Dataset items

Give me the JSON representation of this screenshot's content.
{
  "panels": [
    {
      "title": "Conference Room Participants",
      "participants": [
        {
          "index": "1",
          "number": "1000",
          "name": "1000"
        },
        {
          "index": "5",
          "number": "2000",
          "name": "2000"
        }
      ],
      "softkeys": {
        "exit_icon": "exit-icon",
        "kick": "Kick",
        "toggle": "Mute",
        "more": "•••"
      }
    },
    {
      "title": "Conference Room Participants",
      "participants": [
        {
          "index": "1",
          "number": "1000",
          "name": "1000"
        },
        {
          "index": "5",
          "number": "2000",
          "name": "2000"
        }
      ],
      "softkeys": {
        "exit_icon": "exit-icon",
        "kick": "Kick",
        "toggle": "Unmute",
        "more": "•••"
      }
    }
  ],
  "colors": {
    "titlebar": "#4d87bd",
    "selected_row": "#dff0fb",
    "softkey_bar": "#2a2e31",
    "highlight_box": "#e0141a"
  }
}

Problem statement
Transcribe all of the entries without altering anything.

Response to this exercise
Give me the JSON representation of this screenshot's content.
{
  "panels": [
    {
      "title": "Conference Room Participants",
      "participants": [
        {
          "index": "1",
          "number": "1000",
          "name": "1000"
        },
        {
          "index": "5",
          "number": "2000",
          "name": "2000"
        }
      ],
      "softkeys": {
        "exit_icon": "exit-icon",
        "kick": "Kick",
        "toggle": "Mute",
        "more": "•••"
      }
    },
    {
      "title": "Conference Room Participants",
      "participants": [
        {
          "index": "1",
          "number": "1000",
          "name": "1000"
        },
        {
          "index": "5",
          "number": "2000",
          "name": "2000"
        }
      ],
      "softkeys": {
        "exit_icon": "exit-icon",
        "kick": "Kick",
        "toggle": "Unmute",
        "more": "•••"
      }
    }
  ],
  "colors": {
    "titlebar": "#4d87bd",
    "selected_row": "#dff0fb",
    "softkey_bar": "#2a2e31",
    "highlight_box": "#e0141a"
  }
}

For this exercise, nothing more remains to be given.